Start DATA ROWS

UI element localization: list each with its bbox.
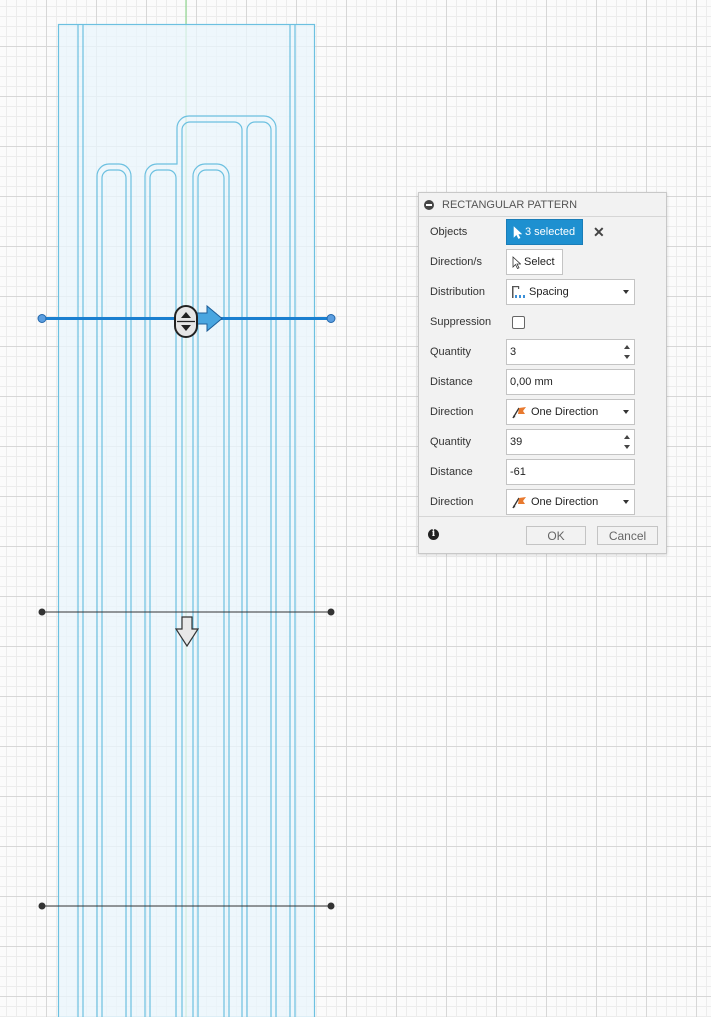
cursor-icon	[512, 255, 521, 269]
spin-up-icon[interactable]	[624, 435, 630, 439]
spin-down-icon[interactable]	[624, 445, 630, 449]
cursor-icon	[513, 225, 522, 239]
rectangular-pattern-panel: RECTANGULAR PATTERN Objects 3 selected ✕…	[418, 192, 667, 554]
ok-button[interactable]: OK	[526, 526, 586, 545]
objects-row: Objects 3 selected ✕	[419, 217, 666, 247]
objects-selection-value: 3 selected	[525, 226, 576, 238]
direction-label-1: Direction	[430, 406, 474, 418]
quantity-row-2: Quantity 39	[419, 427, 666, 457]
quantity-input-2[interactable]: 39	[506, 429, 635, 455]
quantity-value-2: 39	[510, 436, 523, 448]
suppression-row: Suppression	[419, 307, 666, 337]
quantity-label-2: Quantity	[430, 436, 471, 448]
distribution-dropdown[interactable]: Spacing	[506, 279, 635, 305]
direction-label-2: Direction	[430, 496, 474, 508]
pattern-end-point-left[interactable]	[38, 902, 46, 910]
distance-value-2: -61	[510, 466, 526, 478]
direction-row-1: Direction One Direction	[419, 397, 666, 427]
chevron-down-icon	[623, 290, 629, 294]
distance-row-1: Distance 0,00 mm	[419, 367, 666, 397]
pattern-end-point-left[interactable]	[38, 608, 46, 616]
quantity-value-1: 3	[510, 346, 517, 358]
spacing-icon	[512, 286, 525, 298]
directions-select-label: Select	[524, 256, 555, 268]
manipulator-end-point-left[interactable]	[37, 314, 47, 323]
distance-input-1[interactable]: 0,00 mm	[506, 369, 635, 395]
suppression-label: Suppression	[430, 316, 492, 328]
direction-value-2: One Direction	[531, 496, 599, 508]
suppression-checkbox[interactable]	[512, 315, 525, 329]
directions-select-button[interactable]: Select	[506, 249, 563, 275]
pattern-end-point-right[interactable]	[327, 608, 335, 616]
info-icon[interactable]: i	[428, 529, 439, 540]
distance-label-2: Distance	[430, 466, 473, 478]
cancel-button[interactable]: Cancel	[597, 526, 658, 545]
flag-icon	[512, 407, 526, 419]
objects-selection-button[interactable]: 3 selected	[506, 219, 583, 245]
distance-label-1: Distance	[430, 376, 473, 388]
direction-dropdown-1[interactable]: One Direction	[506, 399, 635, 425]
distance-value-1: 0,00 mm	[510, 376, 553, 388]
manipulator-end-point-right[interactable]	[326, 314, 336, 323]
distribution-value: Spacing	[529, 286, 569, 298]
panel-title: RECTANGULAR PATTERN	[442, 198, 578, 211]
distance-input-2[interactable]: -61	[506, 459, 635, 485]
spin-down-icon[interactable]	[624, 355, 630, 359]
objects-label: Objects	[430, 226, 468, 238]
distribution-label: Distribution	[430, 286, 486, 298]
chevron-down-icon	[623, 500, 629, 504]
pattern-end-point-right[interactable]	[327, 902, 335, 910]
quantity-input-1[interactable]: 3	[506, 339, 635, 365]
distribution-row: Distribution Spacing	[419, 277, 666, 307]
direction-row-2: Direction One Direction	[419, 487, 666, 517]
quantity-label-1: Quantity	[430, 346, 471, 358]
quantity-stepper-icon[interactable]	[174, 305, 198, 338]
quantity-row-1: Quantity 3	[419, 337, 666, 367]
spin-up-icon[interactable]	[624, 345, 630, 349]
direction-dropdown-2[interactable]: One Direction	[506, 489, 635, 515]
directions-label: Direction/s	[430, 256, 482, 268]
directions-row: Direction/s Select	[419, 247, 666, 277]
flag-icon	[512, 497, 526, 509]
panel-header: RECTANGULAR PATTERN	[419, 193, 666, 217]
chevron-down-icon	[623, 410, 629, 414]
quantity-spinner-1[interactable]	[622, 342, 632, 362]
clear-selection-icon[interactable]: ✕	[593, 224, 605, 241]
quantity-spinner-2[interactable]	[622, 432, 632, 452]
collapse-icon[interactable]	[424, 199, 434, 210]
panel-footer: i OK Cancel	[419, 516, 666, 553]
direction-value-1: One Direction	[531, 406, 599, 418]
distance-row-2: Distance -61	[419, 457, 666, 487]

End DATA ROWS

Copy the items again, starting at the line that contains "255, 521, 269]" and ending at the line that contains "407, 526, 419]", with "cursor-icon" replaced by "pointer-icon" and nothing else changed.

*REPLY*
pointer-icon	[512, 255, 521, 269]
spin-up-icon[interactable]	[624, 435, 630, 439]
spin-down-icon[interactable]	[624, 445, 630, 449]
pointer-icon	[513, 225, 522, 239]
rectangular-pattern-panel: RECTANGULAR PATTERN Objects 3 selected ✕…	[418, 192, 667, 554]
ok-button[interactable]: OK	[526, 526, 586, 545]
objects-row: Objects 3 selected ✕	[419, 217, 666, 247]
objects-selection-value: 3 selected	[525, 226, 576, 238]
direction-label-1: Direction	[430, 406, 474, 418]
quantity-row-2: Quantity 39	[419, 427, 666, 457]
quantity-input-2[interactable]: 39	[506, 429, 635, 455]
quantity-value-2: 39	[510, 436, 523, 448]
suppression-row: Suppression	[419, 307, 666, 337]
quantity-label-2: Quantity	[430, 436, 471, 448]
distribution-dropdown[interactable]: Spacing	[506, 279, 635, 305]
direction-label-2: Direction	[430, 496, 474, 508]
pattern-end-point-left[interactable]	[38, 902, 46, 910]
distance-value-2: -61	[510, 466, 526, 478]
direction-row-1: Direction One Direction	[419, 397, 666, 427]
chevron-down-icon	[623, 290, 629, 294]
distance-row-1: Distance 0,00 mm	[419, 367, 666, 397]
pattern-end-point-left[interactable]	[38, 608, 46, 616]
quantity-value-1: 3	[510, 346, 517, 358]
spacing-icon	[512, 286, 525, 298]
directions-select-label: Select	[524, 256, 555, 268]
manipulator-end-point-left[interactable]	[37, 314, 47, 323]
distance-input-1[interactable]: 0,00 mm	[506, 369, 635, 395]
suppression-label: Suppression	[430, 316, 492, 328]
direction-value-2: One Direction	[531, 496, 599, 508]
suppression-checkbox[interactable]	[512, 315, 525, 329]
directions-select-button[interactable]: Select	[506, 249, 563, 275]
pattern-end-point-right[interactable]	[327, 608, 335, 616]
info-icon[interactable]: i	[428, 529, 439, 540]
distance-label-2: Distance	[430, 466, 473, 478]
cancel-button[interactable]: Cancel	[597, 526, 658, 545]
flag-icon	[512, 407, 526, 419]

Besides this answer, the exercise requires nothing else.